### Set problem
Copy the items word for word, from the first line through the line that contains "intersection-8-1 xyxy=(186,25,209,48)", including both of those lines.

### Supplied entries
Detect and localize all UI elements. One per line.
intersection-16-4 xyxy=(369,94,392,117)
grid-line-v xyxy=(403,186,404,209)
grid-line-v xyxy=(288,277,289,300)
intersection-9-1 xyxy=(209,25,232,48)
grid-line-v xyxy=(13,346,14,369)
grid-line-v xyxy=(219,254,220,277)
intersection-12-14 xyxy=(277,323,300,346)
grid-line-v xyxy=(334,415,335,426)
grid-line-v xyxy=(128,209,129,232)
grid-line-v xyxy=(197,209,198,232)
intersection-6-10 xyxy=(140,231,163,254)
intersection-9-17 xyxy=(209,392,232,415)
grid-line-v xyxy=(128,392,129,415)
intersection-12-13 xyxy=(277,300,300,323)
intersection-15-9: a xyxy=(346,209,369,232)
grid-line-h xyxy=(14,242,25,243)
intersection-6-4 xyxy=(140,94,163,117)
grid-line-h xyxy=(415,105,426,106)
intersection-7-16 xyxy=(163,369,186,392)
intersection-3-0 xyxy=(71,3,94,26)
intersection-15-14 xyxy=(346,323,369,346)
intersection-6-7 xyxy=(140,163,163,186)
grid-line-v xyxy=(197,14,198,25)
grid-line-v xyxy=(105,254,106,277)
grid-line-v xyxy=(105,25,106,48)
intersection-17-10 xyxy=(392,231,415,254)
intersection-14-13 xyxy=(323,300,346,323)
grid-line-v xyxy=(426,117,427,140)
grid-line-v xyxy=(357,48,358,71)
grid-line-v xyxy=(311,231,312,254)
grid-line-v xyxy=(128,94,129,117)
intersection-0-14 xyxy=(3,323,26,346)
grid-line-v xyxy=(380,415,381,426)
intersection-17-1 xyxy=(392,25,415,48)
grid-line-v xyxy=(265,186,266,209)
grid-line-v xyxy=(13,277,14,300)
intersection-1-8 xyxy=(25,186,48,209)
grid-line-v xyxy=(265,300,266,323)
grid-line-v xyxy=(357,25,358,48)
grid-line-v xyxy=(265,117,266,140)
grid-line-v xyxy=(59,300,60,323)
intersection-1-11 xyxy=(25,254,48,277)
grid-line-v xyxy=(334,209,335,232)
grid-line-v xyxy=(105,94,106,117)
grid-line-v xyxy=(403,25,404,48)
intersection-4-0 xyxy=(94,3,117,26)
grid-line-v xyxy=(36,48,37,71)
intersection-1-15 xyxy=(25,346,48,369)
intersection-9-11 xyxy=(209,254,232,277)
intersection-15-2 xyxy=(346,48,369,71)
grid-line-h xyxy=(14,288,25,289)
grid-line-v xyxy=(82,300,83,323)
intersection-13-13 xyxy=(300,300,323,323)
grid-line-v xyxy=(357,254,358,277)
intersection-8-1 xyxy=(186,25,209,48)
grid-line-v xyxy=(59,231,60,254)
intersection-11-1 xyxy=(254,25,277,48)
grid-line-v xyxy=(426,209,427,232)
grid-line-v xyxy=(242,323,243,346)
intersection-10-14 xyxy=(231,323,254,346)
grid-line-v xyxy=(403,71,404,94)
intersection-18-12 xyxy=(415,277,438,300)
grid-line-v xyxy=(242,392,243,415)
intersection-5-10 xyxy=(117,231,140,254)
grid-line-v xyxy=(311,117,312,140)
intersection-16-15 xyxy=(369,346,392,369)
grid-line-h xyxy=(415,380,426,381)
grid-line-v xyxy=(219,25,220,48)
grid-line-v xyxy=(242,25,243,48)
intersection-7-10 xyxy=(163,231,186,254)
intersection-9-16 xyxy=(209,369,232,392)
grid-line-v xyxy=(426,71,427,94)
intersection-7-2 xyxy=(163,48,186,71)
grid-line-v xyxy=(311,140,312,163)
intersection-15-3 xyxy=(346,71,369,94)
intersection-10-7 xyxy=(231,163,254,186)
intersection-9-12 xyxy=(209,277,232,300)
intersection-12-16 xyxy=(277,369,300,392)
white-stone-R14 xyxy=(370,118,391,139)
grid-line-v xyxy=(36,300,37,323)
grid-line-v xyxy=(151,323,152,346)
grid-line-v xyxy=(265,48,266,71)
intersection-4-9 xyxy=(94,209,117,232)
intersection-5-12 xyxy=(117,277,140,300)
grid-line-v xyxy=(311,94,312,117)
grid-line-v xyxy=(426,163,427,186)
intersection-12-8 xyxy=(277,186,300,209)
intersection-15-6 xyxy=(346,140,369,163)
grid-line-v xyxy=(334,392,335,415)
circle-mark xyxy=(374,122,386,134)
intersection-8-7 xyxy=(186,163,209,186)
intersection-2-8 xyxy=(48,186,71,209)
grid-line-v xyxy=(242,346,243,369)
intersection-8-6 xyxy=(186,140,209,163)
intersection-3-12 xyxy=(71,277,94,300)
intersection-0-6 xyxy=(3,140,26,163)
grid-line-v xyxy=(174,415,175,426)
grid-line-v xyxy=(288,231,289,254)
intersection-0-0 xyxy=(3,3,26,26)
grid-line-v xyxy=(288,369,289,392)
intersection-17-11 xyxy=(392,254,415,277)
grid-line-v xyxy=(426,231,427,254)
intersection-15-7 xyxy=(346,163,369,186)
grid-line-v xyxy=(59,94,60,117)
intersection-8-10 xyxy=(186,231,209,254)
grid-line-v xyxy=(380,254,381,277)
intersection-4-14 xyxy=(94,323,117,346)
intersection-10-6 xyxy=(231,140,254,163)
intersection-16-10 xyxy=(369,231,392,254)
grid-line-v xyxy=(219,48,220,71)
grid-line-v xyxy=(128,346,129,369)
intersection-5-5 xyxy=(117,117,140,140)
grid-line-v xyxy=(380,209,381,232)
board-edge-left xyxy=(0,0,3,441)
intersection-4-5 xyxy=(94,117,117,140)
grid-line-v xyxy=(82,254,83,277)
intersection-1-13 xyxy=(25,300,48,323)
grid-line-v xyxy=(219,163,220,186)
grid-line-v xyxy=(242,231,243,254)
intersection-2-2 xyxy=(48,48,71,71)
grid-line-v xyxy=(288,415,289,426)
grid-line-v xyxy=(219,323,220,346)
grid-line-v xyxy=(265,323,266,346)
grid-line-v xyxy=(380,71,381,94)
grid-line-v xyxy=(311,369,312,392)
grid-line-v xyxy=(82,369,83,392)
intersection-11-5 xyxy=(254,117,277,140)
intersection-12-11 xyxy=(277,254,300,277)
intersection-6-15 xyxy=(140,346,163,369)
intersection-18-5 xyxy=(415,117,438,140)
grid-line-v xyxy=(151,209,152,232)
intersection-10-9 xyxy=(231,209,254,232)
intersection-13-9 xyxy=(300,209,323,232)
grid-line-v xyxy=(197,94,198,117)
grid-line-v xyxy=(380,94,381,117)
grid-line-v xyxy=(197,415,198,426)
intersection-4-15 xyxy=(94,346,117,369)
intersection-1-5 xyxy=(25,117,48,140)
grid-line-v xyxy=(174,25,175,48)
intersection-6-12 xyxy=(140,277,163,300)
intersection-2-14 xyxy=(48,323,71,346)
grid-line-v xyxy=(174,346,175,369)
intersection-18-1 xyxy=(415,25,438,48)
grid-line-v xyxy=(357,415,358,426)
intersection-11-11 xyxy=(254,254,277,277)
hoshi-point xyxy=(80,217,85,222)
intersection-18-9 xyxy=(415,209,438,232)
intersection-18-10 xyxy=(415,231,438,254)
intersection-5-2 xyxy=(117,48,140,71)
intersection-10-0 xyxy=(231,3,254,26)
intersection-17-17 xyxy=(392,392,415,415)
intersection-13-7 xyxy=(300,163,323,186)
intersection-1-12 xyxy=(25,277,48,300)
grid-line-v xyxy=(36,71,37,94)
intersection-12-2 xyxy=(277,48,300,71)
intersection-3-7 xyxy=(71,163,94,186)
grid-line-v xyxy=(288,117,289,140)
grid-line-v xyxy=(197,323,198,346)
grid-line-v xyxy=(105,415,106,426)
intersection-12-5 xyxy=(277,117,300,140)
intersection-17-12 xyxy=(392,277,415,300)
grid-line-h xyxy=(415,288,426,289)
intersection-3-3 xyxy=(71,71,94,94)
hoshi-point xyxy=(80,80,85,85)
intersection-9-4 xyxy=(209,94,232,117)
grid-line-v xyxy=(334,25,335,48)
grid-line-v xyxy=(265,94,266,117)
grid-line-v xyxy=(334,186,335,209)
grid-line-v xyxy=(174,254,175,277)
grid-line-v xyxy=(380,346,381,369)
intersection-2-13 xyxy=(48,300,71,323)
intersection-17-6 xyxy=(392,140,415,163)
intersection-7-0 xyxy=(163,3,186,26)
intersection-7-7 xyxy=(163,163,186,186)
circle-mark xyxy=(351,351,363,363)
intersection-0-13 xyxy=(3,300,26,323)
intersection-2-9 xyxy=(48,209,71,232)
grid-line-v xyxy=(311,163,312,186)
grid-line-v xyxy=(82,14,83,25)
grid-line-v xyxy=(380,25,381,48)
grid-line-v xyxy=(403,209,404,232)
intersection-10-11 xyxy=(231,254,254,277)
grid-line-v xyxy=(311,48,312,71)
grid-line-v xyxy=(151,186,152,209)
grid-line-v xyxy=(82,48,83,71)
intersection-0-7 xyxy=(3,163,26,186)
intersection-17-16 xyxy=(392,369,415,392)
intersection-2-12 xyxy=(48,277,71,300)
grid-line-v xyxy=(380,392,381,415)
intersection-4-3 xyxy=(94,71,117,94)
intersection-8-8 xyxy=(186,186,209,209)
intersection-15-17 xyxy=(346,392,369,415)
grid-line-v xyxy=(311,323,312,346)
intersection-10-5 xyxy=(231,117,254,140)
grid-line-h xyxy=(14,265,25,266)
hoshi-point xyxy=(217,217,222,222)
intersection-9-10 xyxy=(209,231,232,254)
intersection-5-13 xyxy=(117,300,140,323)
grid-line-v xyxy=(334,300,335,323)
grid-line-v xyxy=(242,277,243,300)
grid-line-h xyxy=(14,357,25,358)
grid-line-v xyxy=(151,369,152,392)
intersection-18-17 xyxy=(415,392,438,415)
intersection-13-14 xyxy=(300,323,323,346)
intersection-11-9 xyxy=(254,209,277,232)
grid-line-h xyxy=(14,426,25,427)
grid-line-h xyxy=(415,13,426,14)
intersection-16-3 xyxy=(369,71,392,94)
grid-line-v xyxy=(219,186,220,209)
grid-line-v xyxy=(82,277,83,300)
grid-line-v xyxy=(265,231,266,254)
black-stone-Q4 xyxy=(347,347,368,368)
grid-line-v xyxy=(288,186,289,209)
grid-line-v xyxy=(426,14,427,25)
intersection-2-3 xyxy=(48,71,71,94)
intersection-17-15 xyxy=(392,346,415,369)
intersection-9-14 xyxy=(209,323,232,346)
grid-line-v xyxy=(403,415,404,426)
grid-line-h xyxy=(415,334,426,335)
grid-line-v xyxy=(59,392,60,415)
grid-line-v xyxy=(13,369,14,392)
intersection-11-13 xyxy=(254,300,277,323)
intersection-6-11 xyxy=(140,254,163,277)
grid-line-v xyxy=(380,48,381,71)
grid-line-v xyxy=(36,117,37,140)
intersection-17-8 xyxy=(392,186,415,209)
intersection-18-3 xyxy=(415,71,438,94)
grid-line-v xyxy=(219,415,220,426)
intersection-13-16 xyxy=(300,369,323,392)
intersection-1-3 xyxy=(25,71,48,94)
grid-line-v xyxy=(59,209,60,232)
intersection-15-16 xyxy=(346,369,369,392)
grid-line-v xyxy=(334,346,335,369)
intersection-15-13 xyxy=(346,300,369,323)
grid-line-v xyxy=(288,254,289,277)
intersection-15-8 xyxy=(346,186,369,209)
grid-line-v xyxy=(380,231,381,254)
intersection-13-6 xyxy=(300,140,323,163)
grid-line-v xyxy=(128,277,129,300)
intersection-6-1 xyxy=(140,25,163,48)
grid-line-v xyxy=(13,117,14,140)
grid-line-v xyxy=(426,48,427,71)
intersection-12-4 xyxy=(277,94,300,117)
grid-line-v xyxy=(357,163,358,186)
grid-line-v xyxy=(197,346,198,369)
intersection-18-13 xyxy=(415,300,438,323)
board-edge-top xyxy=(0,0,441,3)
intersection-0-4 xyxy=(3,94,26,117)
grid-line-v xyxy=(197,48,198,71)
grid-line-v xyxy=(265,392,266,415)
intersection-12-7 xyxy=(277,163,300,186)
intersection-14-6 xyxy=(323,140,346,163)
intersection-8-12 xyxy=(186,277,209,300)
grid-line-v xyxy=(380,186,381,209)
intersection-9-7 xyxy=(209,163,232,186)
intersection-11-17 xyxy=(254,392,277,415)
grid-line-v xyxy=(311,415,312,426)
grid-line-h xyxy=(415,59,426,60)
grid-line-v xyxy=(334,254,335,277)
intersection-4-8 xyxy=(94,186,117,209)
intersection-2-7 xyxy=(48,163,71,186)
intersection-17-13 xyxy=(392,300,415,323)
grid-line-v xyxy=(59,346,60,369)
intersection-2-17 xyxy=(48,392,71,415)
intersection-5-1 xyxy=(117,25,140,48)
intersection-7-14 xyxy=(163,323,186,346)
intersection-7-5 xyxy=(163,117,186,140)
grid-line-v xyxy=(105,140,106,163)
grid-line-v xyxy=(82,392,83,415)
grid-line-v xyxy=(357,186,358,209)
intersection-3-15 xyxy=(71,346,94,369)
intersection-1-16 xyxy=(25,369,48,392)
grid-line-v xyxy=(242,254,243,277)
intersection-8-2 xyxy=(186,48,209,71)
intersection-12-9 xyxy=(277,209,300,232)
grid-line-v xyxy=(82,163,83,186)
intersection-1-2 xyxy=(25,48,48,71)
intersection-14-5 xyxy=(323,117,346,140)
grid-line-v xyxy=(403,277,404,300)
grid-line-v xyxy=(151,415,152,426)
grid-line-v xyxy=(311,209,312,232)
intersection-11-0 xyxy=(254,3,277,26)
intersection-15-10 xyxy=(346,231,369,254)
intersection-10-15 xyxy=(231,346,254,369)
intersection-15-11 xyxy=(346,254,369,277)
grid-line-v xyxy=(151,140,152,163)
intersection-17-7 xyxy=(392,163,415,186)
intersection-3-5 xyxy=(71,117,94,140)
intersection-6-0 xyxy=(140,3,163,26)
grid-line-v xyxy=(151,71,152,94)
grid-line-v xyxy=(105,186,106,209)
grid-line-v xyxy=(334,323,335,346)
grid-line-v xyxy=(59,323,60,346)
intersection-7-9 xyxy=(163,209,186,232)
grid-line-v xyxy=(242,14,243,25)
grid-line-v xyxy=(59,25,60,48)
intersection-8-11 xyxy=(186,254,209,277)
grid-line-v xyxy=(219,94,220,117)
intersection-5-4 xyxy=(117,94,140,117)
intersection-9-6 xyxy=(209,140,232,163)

### Exercise result
Detect and localize all UI elements. One per line.
intersection-16-4 xyxy=(369,94,392,117)
grid-line-v xyxy=(403,186,404,209)
grid-line-v xyxy=(288,277,289,300)
intersection-9-1 xyxy=(209,25,232,48)
grid-line-v xyxy=(13,346,14,369)
grid-line-v xyxy=(219,254,220,277)
intersection-12-14 xyxy=(277,323,300,346)
grid-line-v xyxy=(334,415,335,426)
grid-line-v xyxy=(128,209,129,232)
grid-line-v xyxy=(197,209,198,232)
intersection-6-10 xyxy=(140,231,163,254)
intersection-9-17 xyxy=(209,392,232,415)
grid-line-v xyxy=(128,392,129,415)
intersection-12-13 xyxy=(277,300,300,323)
intersection-15-9: a xyxy=(346,209,369,232)
grid-line-h xyxy=(14,242,25,243)
intersection-6-4 xyxy=(140,94,163,117)
grid-line-h xyxy=(415,105,426,106)
intersection-7-16 xyxy=(163,369,186,392)
intersection-3-0 xyxy=(71,3,94,26)
intersection-15-14 xyxy=(346,323,369,346)
intersection-6-7 xyxy=(140,163,163,186)
grid-line-v xyxy=(197,14,198,25)
grid-line-v xyxy=(105,254,106,277)
grid-line-v xyxy=(105,25,106,48)
intersection-17-10 xyxy=(392,231,415,254)
intersection-14-13 xyxy=(323,300,346,323)
grid-line-v xyxy=(426,117,427,140)
grid-line-v xyxy=(357,48,358,71)
grid-line-v xyxy=(311,231,312,254)
grid-line-v xyxy=(128,94,129,117)
intersection-0-14 xyxy=(3,323,26,346)
grid-line-v xyxy=(380,415,381,426)
intersection-17-1 xyxy=(392,25,415,48)
grid-line-v xyxy=(265,186,266,209)
grid-line-v xyxy=(13,277,14,300)
intersection-1-8 xyxy=(25,186,48,209)
grid-line-v xyxy=(265,300,266,323)
grid-line-v xyxy=(357,25,358,48)
grid-line-v xyxy=(265,117,266,140)
grid-line-v xyxy=(59,300,60,323)
intersection-1-11 xyxy=(25,254,48,277)
grid-line-v xyxy=(334,209,335,232)
grid-line-v xyxy=(105,94,106,117)
grid-line-v xyxy=(403,25,404,48)
intersection-4-0 xyxy=(94,3,117,26)
grid-line-v xyxy=(36,48,37,71)
intersection-1-15 xyxy=(25,346,48,369)
intersection-9-11 xyxy=(209,254,232,277)
intersection-15-2 xyxy=(346,48,369,71)
grid-line-h xyxy=(14,288,25,289)
grid-line-v xyxy=(82,300,83,323)
intersection-13-13 xyxy=(300,300,323,323)
grid-line-v xyxy=(357,254,358,277)
intersection-8-1 xyxy=(186,25,209,48)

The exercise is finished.